● The request
Look through the lines below and state how many hold the word "ylabel". Write only the number.

Lines of data:
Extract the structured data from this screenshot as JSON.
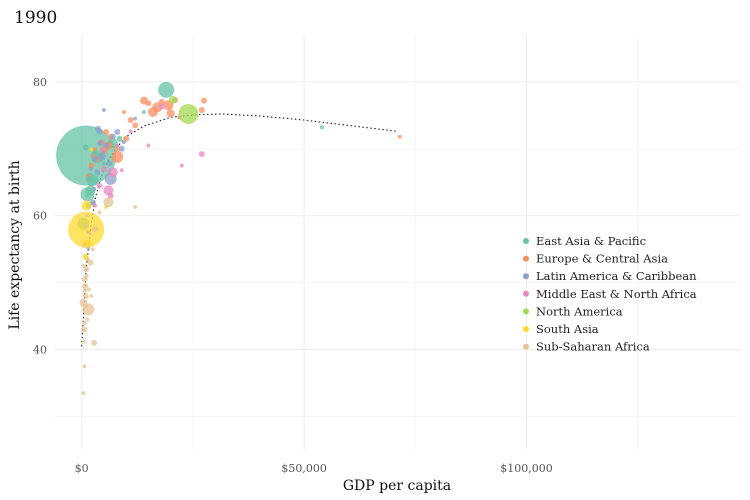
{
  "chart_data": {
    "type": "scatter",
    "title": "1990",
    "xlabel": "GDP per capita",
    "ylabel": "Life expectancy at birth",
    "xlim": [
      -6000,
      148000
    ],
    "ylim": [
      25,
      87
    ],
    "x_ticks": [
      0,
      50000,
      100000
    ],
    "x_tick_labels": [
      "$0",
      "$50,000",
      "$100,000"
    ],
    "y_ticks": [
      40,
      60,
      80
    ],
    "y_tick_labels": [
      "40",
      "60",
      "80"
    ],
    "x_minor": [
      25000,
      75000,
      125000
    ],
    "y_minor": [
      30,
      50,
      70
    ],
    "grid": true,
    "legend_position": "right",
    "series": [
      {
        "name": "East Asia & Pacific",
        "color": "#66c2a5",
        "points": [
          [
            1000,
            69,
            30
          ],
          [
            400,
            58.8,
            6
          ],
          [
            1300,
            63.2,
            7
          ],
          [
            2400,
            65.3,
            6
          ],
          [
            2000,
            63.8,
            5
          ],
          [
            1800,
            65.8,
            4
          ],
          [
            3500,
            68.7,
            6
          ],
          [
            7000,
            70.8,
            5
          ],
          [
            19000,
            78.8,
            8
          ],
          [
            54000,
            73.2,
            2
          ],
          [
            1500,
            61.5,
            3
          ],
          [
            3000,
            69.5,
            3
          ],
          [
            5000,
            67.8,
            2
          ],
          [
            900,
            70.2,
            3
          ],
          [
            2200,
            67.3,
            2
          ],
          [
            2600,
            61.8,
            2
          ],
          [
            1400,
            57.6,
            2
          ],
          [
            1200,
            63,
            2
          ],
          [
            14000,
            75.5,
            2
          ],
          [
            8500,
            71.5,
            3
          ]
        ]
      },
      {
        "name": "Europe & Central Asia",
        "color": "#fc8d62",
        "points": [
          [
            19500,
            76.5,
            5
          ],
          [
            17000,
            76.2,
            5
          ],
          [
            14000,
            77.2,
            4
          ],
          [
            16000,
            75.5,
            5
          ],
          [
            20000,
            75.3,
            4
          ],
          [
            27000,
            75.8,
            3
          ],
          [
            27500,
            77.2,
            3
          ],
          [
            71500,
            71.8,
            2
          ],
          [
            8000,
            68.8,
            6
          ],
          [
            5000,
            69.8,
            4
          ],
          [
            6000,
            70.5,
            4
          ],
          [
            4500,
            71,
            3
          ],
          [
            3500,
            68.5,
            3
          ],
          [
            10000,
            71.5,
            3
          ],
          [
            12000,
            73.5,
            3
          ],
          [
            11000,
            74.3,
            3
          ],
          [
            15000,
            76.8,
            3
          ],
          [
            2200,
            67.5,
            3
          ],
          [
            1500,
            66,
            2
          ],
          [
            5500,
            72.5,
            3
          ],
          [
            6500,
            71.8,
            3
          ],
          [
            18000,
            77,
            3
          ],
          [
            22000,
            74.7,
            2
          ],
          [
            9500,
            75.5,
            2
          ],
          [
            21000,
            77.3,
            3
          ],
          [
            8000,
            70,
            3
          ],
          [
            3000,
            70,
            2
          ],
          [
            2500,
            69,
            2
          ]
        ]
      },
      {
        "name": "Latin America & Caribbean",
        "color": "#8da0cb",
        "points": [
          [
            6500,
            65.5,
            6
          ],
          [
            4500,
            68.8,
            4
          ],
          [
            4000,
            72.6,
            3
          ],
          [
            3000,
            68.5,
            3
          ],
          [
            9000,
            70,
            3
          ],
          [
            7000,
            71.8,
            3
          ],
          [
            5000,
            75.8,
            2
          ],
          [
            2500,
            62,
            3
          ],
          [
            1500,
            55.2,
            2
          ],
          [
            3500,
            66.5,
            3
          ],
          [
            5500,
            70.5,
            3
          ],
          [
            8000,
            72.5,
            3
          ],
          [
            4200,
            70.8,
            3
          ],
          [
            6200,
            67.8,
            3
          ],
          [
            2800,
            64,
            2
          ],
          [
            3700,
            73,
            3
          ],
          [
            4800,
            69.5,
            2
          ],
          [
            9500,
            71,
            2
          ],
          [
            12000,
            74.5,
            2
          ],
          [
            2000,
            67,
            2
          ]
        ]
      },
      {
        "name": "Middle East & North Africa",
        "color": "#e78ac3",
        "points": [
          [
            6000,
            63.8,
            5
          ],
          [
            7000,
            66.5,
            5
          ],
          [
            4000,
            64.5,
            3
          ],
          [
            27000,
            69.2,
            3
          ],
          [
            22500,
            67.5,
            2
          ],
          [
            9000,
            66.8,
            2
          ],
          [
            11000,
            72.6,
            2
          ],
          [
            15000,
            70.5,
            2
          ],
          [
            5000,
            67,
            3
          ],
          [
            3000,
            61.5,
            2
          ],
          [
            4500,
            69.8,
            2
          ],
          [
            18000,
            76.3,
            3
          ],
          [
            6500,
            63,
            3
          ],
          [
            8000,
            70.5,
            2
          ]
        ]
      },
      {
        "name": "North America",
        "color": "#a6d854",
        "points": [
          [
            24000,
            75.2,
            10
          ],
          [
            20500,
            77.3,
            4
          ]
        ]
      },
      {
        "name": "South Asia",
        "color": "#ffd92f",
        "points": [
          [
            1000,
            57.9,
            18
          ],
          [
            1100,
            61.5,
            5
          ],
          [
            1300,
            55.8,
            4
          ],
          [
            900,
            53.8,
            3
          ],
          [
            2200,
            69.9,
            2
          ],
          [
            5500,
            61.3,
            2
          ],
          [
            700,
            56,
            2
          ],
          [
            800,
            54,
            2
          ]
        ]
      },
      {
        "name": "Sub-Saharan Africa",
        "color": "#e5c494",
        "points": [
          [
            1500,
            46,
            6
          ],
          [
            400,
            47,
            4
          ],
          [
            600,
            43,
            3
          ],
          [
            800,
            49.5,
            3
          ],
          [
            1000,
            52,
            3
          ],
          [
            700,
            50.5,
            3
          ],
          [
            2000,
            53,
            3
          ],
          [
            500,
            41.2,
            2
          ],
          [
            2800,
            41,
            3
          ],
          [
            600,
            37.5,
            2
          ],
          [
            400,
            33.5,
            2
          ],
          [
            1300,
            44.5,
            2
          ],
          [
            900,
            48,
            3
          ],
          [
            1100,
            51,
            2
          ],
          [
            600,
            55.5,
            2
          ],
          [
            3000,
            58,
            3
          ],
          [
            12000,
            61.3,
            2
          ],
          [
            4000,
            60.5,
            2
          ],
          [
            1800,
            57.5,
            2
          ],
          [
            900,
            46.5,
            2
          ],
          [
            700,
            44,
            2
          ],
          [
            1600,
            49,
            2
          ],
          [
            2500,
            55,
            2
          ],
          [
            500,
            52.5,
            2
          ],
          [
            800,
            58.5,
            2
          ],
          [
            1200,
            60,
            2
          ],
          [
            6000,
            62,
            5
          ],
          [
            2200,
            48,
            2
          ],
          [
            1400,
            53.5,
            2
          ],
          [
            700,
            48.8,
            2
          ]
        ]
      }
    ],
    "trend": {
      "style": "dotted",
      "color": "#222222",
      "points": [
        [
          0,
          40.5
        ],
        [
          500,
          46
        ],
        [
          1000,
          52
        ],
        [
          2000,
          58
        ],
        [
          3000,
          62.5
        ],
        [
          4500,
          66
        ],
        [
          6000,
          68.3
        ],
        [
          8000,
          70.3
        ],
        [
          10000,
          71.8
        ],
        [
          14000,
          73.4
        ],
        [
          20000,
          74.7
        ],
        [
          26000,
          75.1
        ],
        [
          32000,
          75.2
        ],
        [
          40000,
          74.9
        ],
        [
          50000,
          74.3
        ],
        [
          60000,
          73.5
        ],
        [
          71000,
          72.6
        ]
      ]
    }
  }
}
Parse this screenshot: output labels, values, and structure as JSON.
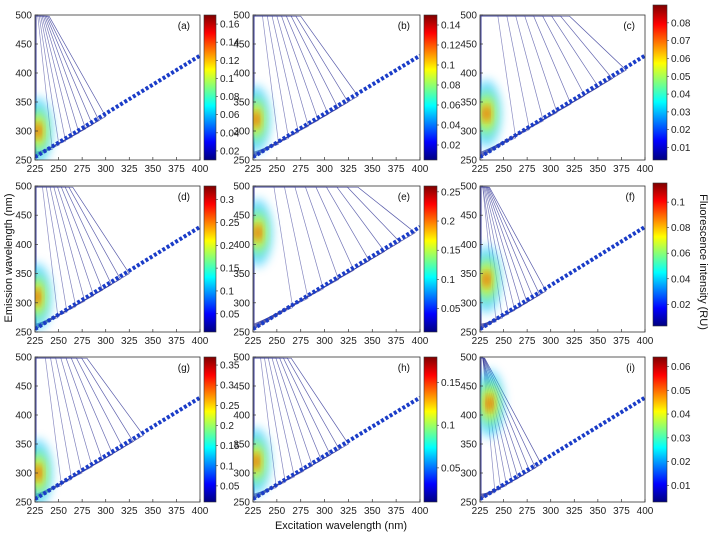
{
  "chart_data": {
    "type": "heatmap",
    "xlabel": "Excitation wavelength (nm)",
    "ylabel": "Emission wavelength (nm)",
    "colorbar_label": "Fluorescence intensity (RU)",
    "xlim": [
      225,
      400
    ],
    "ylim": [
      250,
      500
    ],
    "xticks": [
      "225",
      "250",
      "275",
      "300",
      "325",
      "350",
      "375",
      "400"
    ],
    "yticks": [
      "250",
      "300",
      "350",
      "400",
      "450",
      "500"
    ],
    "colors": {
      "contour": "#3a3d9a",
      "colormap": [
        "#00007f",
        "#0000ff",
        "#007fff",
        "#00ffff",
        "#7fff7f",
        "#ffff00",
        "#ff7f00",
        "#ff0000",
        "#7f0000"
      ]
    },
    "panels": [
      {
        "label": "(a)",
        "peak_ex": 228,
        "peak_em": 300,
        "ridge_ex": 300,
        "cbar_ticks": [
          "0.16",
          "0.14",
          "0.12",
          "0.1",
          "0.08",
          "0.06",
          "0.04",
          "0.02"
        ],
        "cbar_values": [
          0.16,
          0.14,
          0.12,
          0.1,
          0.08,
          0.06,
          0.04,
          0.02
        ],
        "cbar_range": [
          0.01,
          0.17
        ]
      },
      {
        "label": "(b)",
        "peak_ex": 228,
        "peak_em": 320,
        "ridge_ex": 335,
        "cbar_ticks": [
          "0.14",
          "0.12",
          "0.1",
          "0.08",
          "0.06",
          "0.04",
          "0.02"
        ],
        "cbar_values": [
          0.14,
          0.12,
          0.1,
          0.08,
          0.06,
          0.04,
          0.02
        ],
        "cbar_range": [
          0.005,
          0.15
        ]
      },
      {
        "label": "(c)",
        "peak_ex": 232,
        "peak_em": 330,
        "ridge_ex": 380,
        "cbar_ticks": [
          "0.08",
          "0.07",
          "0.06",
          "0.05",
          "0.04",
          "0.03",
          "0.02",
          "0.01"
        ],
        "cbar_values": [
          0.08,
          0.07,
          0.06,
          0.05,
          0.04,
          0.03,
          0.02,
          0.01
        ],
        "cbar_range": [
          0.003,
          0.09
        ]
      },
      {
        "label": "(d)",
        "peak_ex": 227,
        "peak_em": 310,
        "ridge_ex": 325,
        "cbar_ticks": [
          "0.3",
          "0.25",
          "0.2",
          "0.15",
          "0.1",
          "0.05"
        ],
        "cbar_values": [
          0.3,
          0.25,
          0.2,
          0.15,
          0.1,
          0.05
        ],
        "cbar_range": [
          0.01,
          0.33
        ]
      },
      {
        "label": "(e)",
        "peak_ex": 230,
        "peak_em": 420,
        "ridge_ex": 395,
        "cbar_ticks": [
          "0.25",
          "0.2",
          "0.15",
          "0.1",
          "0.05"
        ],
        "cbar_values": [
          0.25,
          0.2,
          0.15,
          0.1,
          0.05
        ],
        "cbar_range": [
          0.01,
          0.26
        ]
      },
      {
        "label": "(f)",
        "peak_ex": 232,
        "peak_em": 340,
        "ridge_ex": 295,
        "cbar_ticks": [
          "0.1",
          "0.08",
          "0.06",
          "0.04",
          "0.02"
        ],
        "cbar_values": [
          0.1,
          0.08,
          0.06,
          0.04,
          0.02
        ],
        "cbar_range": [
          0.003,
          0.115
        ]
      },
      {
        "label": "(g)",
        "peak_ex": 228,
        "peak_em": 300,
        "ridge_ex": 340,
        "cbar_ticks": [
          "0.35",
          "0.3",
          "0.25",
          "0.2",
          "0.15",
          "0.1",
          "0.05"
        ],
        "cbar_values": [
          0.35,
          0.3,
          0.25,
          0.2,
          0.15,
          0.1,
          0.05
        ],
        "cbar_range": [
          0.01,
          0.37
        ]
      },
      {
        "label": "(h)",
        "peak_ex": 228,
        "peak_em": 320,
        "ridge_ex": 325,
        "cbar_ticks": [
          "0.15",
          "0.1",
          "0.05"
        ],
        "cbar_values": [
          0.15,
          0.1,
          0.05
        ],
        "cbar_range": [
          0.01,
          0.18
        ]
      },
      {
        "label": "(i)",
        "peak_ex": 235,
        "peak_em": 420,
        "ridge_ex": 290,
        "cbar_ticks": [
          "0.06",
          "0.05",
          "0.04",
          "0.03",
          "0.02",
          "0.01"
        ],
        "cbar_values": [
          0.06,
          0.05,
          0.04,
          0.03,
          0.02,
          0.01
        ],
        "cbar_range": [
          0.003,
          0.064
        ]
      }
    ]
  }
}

● Problem solution
2